**What needs to be done:** Reproduce each line of the listing exactly.

**Provided information:**
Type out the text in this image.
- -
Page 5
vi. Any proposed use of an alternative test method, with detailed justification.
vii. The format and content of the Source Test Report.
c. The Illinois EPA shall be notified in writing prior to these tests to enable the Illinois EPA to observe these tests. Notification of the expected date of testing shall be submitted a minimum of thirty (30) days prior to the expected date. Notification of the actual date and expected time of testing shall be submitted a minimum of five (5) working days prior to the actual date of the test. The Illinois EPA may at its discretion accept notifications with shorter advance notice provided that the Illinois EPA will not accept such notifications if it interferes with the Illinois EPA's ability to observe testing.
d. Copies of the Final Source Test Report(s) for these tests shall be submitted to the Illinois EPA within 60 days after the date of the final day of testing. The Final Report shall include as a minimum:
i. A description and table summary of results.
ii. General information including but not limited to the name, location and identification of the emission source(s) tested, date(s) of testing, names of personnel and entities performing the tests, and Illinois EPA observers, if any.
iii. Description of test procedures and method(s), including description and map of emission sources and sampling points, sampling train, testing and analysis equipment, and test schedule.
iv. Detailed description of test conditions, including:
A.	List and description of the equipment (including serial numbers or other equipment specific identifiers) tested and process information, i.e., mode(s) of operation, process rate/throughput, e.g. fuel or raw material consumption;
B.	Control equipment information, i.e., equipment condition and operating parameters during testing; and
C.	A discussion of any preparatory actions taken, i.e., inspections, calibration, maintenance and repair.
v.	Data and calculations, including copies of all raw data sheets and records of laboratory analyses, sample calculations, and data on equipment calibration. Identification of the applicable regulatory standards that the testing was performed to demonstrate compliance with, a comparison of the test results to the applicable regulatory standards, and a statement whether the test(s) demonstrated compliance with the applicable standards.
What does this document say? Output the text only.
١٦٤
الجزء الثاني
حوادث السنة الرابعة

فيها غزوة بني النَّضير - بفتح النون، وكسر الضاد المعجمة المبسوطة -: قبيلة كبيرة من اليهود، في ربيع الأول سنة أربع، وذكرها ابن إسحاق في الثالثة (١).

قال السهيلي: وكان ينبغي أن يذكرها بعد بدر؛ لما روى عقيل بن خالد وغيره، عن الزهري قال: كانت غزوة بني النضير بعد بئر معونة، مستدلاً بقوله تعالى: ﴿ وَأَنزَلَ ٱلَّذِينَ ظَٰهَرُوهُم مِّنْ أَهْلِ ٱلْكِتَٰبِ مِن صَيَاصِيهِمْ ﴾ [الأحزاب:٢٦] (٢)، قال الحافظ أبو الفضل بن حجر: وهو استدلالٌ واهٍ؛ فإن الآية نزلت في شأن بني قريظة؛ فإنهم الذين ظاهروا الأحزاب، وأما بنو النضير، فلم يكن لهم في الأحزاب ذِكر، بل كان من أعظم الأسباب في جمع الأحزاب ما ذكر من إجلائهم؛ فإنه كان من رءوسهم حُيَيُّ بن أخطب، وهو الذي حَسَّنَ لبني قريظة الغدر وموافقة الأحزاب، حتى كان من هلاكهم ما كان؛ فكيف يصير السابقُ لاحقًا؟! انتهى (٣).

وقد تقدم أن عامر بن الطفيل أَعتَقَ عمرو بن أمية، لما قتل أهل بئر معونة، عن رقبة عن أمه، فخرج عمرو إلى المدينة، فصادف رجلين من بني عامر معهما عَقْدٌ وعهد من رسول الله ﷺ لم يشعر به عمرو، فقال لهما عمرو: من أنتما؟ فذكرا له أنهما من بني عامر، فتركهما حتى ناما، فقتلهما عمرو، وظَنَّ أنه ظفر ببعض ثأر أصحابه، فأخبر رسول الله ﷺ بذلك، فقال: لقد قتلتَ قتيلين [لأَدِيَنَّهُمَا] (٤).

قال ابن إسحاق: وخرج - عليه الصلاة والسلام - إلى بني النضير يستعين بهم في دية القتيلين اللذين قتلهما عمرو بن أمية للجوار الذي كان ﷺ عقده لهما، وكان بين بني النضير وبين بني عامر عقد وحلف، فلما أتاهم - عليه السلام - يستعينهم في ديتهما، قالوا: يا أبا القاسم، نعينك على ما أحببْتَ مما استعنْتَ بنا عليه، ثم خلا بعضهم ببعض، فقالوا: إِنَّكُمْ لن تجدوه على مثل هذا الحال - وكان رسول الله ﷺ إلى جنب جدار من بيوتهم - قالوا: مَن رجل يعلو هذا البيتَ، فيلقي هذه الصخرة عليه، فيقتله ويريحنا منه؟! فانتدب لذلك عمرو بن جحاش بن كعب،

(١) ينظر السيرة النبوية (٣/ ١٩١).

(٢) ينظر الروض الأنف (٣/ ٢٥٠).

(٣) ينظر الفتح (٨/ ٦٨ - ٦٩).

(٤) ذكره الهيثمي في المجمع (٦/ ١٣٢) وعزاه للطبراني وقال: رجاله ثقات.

**Output of the task:**
Type out the text in this image.
- -
Page 5
vi. Any proposed use of an alternative test method, with detailed justification.
vii. The format and content of the Source Test Report.
c. The Illinois EPA shall be notified in writing prior to these tests to enable the Illinois EPA to observe these tests. Notification of the expected date of testing shall be submitted a minimum of thirty (30) days prior to the expected date. Notification of the actual date and expected time of testing shall be submitted a minimum of five (5) working days prior to the actual date of the test. The Illinois EPA may at its discretion accept notifications with shorter advance notice provided that the Illinois EPA will not accept such notifications if it interferes with the Illinois EPA's ability to observe testing.
d. Copies of the Final Source Test Report(s) for these tests shall be submitted to the Illinois EPA within 60 days after the date of the final day of testing. The Final Report shall include as a minimum:
i. A description and table summary of results.
ii. General information including but not limited to the name, location and identification of the emission source(s) tested, date(s) of testing, names of personnel and entities performing the tests, and Illinois EPA observers, if any.
iii. Description of test procedures and method(s), including description and map of emission sources and sampling points, sampling train, testing and analysis equipment, and test schedule.
iv. Detailed description of test conditions, including:
A.	List and description of the equipment (including serial numbers or other equipment specific identifiers) tested and process information, i.e., mode(s) of operation, process rate/throughput, e.g. fuel or raw material consumption;
B.	Control equipment information, i.e., equipment condition and operating parameters during testing; and
C.	A discussion of any preparatory actions taken, i.e., inspections, calibration, maintenance and repair.
v.	Data and calculations, including copies of all raw data sheets and records of laboratory analyses, sample calculations, and data on equipment calibration. Identification of the applicable regulatory standards that the testing was performed to demonstrate compliance with, a comparison of the test results to the applicable regulatory standards, and a statement whether the test(s) demonstrated compliance with the applicable standards.
What does this document say? Output the text only.
١٦٤
الجزء الثاني
حوادث السنة الرابعة

فيها غزوة بني النَّضير - بفتح النون، وكسر الضاد المعجمة المبسوطة -: قبيلة كبيرة من اليهود، في ربيع الأول سنة أربع، وذكرها ابن إسحاق في الثالثة (١).

قال السهيلي: وكان ينبغي أن يذكرها بعد بدر؛ لما روى عقيل بن خالد وغيره، عن الزهري قال: كانت غزوة بني النضير بعد بئر معونة، مستدلاً بقوله تعالى: ﴿ وَأَنزَلَ ٱلَّذِينَ ظَٰهَرُوهُم مِّنْ أَهْلِ ٱلْكِتَٰبِ مِن صَيَاصِيهِمْ ﴾ [الأحزاب:٢٦] (٢)، قال الحافظ أبو الفضل بن حجر: وهو استدلالٌ واهٍ؛ فإن الآية نزلت في شأن بني قريظة؛ فإنهم الذين ظاهروا الأحزاب، وأما بنو النضير، فلم يكن لهم في الأحزاب ذِكر، بل كان من أعظم الأسباب في جمع الأحزاب ما ذكر من إجلائهم؛ فإنه كان من رءوسهم حُيَيُّ بن أخطب، وهو الذي حَسَّنَ لبني قريظة الغدر وموافقة الأحزاب، حتى كان من هلاكهم ما كان؛ فكيف يصير السابقُ لاحقًا؟! انتهى (٣).

وقد تقدم أن عامر بن الطفيل أَعتَقَ عمرو بن أمية، لما قتل أهل بئر معونة، عن رقبة عن أمه، فخرج عمرو إلى المدينة، فصادف رجلين من بني عامر معهما عَقْدٌ وعهد من رسول الله ﷺ لم يشعر به عمرو، فقال لهما عمرو: من أنتما؟ فذكرا له أنهما من بني عامر، فتركهما حتى ناما، فقتلهما عمرو، وظَنَّ أنه ظفر ببعض ثأر أصحابه، فأخبر رسول الله ﷺ بذلك، فقال: لقد قتلتَ قتيلين [لأَدِيَنَّهُمَا] (٤).

قال ابن إسحاق: وخرج - عليه الصلاة والسلام - إلى بني النضير يستعين بهم في دية القتيلين اللذين قتلهما عمرو بن أمية للجوار الذي كان ﷺ عقده لهما، وكان بين بني النضير وبين بني عامر عقد وحلف، فلما أتاهم - عليه السلام - يستعينهم في ديتهما، قالوا: يا أبا القاسم، نعينك على ما أحببْتَ مما استعنْتَ بنا عليه، ثم خلا بعضهم ببعض، فقالوا: إِنَّكُمْ لن تجدوه على مثل هذا الحال - وكان رسول الله ﷺ إلى جنب جدار من بيوتهم - قالوا: مَن رجل يعلو هذا البيتَ، فيلقي هذه الصخرة عليه، فيقتله ويريحنا منه؟! فانتدب لذلك عمرو بن جحاش بن كعب،

(١) ينظر السيرة النبوية (٣/ ١٩١).

(٢) ينظر الروض الأنف (٣/ ٢٥٠).

(٣) ينظر الفتح (٨/ ٦٨ - ٦٩).

(٤) ذكره الهيثمي في المجمع (٦/ ١٣٢) وعزاه للطبراني وقال: رجاله ثقات.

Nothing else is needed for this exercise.